• What is required:
Write out the data again exactly, skipping every picture.

(Structured figure records)
>>>

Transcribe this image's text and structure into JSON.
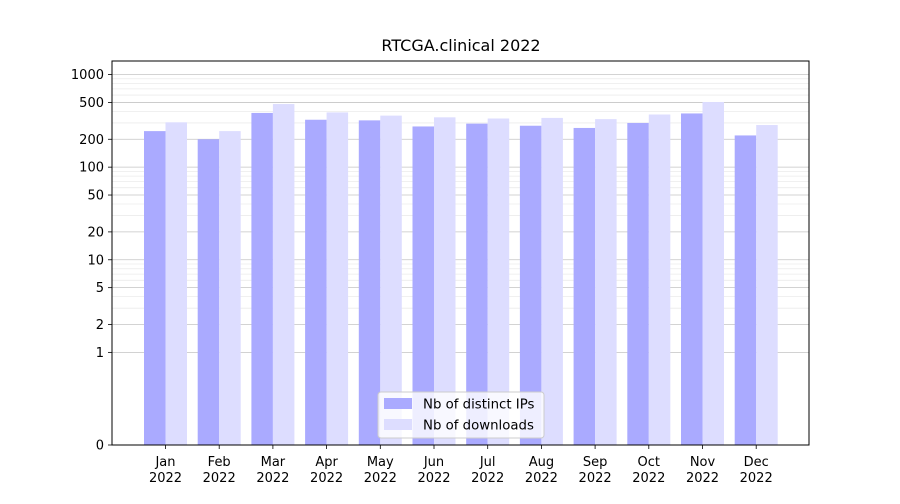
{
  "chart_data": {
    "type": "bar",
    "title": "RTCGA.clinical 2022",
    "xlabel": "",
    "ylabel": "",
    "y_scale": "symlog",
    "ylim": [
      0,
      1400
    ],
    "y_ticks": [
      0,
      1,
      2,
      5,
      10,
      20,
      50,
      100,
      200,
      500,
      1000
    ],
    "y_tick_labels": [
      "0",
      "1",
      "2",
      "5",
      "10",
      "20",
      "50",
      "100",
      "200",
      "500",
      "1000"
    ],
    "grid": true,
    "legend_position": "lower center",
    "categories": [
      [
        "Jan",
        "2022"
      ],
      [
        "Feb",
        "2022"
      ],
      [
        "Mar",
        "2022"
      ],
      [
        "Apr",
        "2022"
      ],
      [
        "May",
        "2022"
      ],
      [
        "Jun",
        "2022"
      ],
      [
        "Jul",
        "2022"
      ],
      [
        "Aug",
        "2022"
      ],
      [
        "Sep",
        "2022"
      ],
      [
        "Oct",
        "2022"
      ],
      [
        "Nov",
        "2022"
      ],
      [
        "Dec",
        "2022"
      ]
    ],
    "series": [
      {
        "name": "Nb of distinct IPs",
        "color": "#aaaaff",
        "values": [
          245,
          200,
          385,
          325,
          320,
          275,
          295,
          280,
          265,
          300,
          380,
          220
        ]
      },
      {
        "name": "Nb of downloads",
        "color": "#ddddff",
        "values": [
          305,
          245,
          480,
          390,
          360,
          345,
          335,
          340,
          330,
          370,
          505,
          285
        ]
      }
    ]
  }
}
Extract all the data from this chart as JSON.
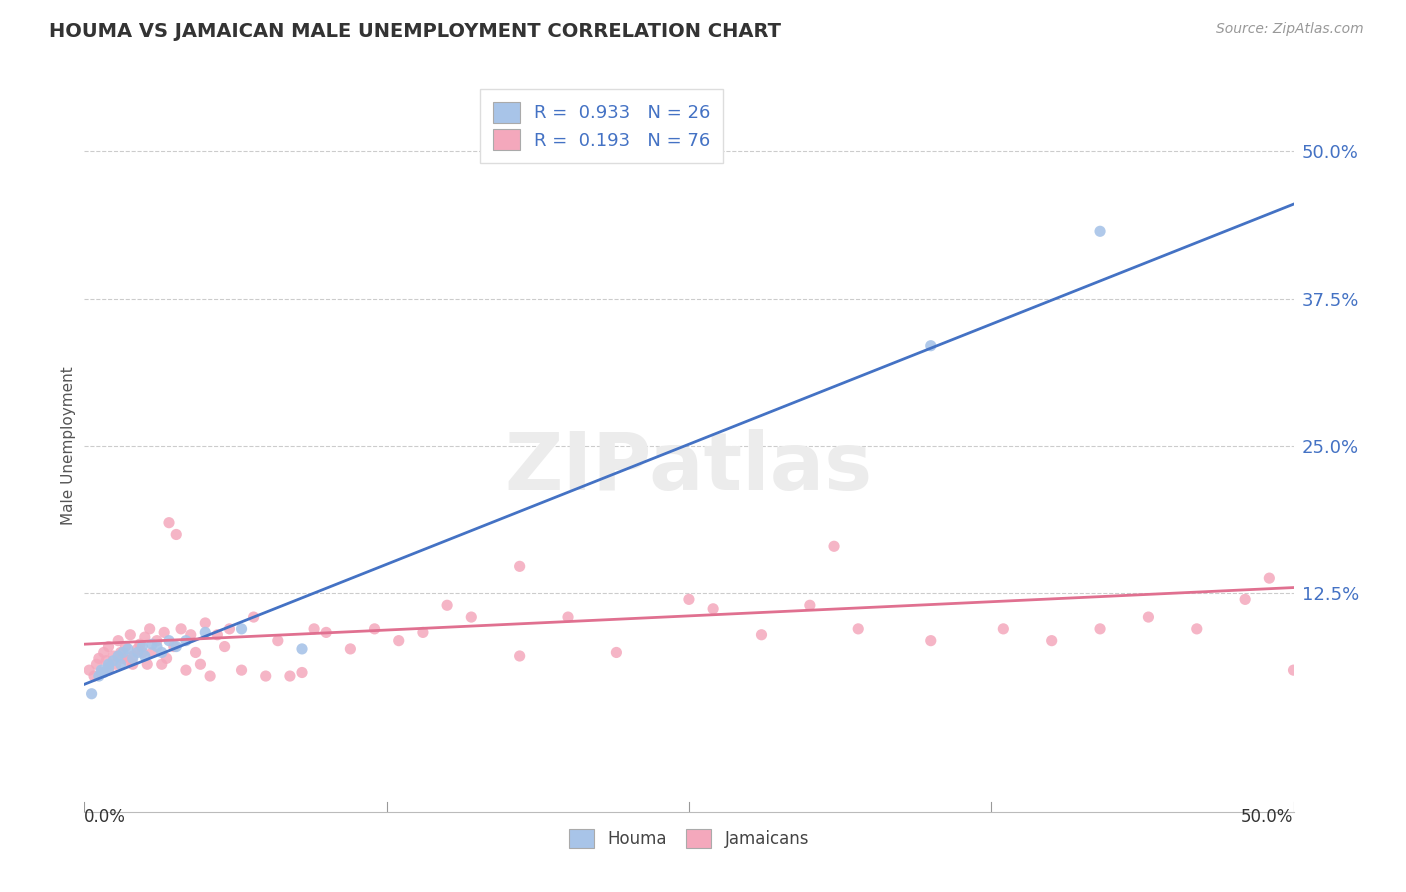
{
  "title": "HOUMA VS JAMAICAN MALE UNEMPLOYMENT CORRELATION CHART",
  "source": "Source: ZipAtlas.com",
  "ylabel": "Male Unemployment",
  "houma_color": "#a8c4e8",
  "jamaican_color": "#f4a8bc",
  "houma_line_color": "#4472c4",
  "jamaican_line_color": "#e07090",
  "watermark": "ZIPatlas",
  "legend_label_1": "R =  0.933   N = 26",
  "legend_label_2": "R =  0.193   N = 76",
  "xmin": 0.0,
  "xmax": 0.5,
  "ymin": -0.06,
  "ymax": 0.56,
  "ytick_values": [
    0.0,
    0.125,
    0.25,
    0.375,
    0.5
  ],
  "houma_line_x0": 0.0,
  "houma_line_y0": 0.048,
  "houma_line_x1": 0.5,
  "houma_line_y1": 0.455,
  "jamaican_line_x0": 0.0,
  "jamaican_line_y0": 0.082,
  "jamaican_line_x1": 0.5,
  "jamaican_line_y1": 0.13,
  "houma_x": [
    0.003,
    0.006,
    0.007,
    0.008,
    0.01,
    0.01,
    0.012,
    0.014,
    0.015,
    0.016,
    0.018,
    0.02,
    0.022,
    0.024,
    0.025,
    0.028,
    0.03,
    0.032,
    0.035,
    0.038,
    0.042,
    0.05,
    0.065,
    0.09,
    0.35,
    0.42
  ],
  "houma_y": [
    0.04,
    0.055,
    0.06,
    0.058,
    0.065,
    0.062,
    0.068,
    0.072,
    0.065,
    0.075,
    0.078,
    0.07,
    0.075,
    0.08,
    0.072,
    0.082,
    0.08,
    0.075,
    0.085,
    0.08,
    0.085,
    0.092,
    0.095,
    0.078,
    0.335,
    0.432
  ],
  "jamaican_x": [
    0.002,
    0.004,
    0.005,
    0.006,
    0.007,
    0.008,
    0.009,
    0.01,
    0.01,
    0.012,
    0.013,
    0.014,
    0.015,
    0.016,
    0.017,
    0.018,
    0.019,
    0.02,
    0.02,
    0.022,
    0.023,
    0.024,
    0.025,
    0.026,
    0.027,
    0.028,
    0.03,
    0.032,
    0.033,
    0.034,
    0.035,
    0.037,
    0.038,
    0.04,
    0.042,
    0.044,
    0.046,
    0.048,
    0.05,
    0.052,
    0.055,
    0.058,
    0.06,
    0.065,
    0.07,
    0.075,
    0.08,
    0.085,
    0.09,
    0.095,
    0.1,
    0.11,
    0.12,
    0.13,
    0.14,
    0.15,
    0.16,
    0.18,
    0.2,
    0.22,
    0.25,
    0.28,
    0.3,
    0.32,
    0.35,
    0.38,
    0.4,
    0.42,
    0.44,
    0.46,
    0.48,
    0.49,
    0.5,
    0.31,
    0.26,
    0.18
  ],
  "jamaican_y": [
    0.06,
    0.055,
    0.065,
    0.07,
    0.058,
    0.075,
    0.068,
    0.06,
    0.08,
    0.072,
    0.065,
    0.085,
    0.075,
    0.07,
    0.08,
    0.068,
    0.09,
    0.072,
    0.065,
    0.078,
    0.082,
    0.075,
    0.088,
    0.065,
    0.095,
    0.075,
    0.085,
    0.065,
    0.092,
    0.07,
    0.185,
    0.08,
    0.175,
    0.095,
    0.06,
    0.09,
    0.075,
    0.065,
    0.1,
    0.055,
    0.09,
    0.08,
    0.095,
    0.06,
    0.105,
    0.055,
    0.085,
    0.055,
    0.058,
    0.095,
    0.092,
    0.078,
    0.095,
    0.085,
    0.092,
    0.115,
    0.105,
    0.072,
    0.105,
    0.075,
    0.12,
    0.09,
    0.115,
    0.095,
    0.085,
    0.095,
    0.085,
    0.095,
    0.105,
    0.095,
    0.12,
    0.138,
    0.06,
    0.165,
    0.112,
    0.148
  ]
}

<<<

• Output:
Transcribe this image's text and structure into JSON.
{
  "chart_data": {
    "type": "bar",
    "title": "RTCGA.clinical 2022",
    "xlabel": "",
    "ylabel": "",
    "y_scale": "symlog",
    "ylim": [
      0,
      1400
    ],
    "y_ticks": [
      0,
      1,
      2,
      5,
      10,
      20,
      50,
      100,
      200,
      500,
      1000
    ],
    "y_tick_labels": [
      "0",
      "1",
      "2",
      "5",
      "10",
      "20",
      "50",
      "100",
      "200",
      "500",
      "1000"
    ],
    "grid": true,
    "legend_position": "lower center",
    "categories": [
      [
        "Jan",
        "2022"
      ],
      [
        "Feb",
        "2022"
      ],
      [
        "Mar",
        "2022"
      ],
      [
        "Apr",
        "2022"
      ],
      [
        "May",
        "2022"
      ],
      [
        "Jun",
        "2022"
      ],
      [
        "Jul",
        "2022"
      ],
      [
        "Aug",
        "2022"
      ],
      [
        "Sep",
        "2022"
      ],
      [
        "Oct",
        "2022"
      ],
      [
        "Nov",
        "2022"
      ],
      [
        "Dec",
        "2022"
      ]
    ],
    "series": [
      {
        "name": "Nb of distinct IPs",
        "color": "#aaaaff",
        "values": [
          245,
          200,
          385,
          325,
          320,
          275,
          295,
          280,
          265,
          300,
          380,
          220
        ]
      },
      {
        "name": "Nb of downloads",
        "color": "#ddddff",
        "values": [
          305,
          245,
          480,
          390,
          360,
          345,
          335,
          340,
          330,
          370,
          505,
          285
        ]
      }
    ]
  }
}
Extract all the data from this chart as JSON.
{
  "title": "HOUMA VS JAMAICAN MALE UNEMPLOYMENT CORRELATION CHART",
  "source": "Source: ZipAtlas.com",
  "ylabel": "Male Unemployment",
  "houma_color": "#a8c4e8",
  "jamaican_color": "#f4a8bc",
  "houma_line_color": "#4472c4",
  "jamaican_line_color": "#e07090",
  "watermark": "ZIPatlas",
  "legend_label_1": "R =  0.933   N = 26",
  "legend_label_2": "R =  0.193   N = 76",
  "xmin": 0.0,
  "xmax": 0.5,
  "ymin": -0.06,
  "ymax": 0.56,
  "ytick_values": [
    0.0,
    0.125,
    0.25,
    0.375,
    0.5
  ],
  "houma_line_x0": 0.0,
  "houma_line_y0": 0.048,
  "houma_line_x1": 0.5,
  "houma_line_y1": 0.455,
  "jamaican_line_x0": 0.0,
  "jamaican_line_y0": 0.082,
  "jamaican_line_x1": 0.5,
  "jamaican_line_y1": 0.13,
  "houma_x": [
    0.003,
    0.006,
    0.007,
    0.008,
    0.01,
    0.01,
    0.012,
    0.014,
    0.015,
    0.016,
    0.018,
    0.02,
    0.022,
    0.024,
    0.025,
    0.028,
    0.03,
    0.032,
    0.035,
    0.038,
    0.042,
    0.05,
    0.065,
    0.09,
    0.35,
    0.42
  ],
  "houma_y": [
    0.04,
    0.055,
    0.06,
    0.058,
    0.065,
    0.062,
    0.068,
    0.072,
    0.065,
    0.075,
    0.078,
    0.07,
    0.075,
    0.08,
    0.072,
    0.082,
    0.08,
    0.075,
    0.085,
    0.08,
    0.085,
    0.092,
    0.095,
    0.078,
    0.335,
    0.432
  ],
  "jamaican_x": [
    0.002,
    0.004,
    0.005,
    0.006,
    0.007,
    0.008,
    0.009,
    0.01,
    0.01,
    0.012,
    0.013,
    0.014,
    0.015,
    0.016,
    0.017,
    0.018,
    0.019,
    0.02,
    0.02,
    0.022,
    0.023,
    0.024,
    0.025,
    0.026,
    0.027,
    0.028,
    0.03,
    0.032,
    0.033,
    0.034,
    0.035,
    0.037,
    0.038,
    0.04,
    0.042,
    0.044,
    0.046,
    0.048,
    0.05,
    0.052,
    0.055,
    0.058,
    0.06,
    0.065,
    0.07,
    0.075,
    0.08,
    0.085,
    0.09,
    0.095,
    0.1,
    0.11,
    0.12,
    0.13,
    0.14,
    0.15,
    0.16,
    0.18,
    0.2,
    0.22,
    0.25,
    0.28,
    0.3,
    0.32,
    0.35,
    0.38,
    0.4,
    0.42,
    0.44,
    0.46,
    0.48,
    0.49,
    0.5,
    0.31,
    0.26,
    0.18
  ],
  "jamaican_y": [
    0.06,
    0.055,
    0.065,
    0.07,
    0.058,
    0.075,
    0.068,
    0.06,
    0.08,
    0.072,
    0.065,
    0.085,
    0.075,
    0.07,
    0.08,
    0.068,
    0.09,
    0.072,
    0.065,
    0.078,
    0.082,
    0.075,
    0.088,
    0.065,
    0.095,
    0.075,
    0.085,
    0.065,
    0.092,
    0.07,
    0.185,
    0.08,
    0.175,
    0.095,
    0.06,
    0.09,
    0.075,
    0.065,
    0.1,
    0.055,
    0.09,
    0.08,
    0.095,
    0.06,
    0.105,
    0.055,
    0.085,
    0.055,
    0.058,
    0.095,
    0.092,
    0.078,
    0.095,
    0.085,
    0.092,
    0.115,
    0.105,
    0.072,
    0.105,
    0.075,
    0.12,
    0.09,
    0.115,
    0.095,
    0.085,
    0.095,
    0.085,
    0.095,
    0.105,
    0.095,
    0.12,
    0.138,
    0.06,
    0.165,
    0.112,
    0.148
  ]
}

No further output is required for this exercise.